Excerpt from a dataset:
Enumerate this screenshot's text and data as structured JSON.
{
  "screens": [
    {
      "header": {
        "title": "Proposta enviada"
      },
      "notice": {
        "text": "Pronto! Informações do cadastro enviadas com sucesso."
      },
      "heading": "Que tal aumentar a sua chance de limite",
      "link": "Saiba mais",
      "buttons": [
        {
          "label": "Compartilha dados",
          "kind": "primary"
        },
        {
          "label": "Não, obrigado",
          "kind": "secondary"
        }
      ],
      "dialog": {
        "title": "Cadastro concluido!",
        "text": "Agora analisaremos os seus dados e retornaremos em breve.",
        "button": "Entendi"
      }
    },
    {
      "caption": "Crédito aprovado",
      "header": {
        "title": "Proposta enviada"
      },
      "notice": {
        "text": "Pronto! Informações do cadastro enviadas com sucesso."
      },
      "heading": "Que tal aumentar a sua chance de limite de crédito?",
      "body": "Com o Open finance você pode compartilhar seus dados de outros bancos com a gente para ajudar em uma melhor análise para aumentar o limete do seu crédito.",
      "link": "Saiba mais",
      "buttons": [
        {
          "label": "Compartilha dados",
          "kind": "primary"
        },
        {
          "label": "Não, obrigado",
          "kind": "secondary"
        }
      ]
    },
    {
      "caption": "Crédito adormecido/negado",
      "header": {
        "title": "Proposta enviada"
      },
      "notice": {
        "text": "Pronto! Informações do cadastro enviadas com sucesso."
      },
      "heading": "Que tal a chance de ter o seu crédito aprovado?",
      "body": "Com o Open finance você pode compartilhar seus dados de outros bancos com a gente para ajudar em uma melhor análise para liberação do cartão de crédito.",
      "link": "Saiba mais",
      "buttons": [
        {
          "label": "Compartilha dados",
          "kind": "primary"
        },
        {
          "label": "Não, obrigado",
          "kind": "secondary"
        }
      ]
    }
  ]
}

### Your instructions
Collect each line of the entries that has the word "seus", copying it in full.

### Output of the task
        "text": "Agora analisaremos os seus dados e retornaremos em breve.",
      "body": "Com o Open finance você pode compartilhar seus dados de outros bancos com a gente para ajudar em uma melhor análise para aumentar o limete do seu crédito.",
      "body": "Com o Open finance você pode compartilhar seus dados de outros bancos com a gente para ajudar em uma melhor análise para liberação do cartão de crédito.",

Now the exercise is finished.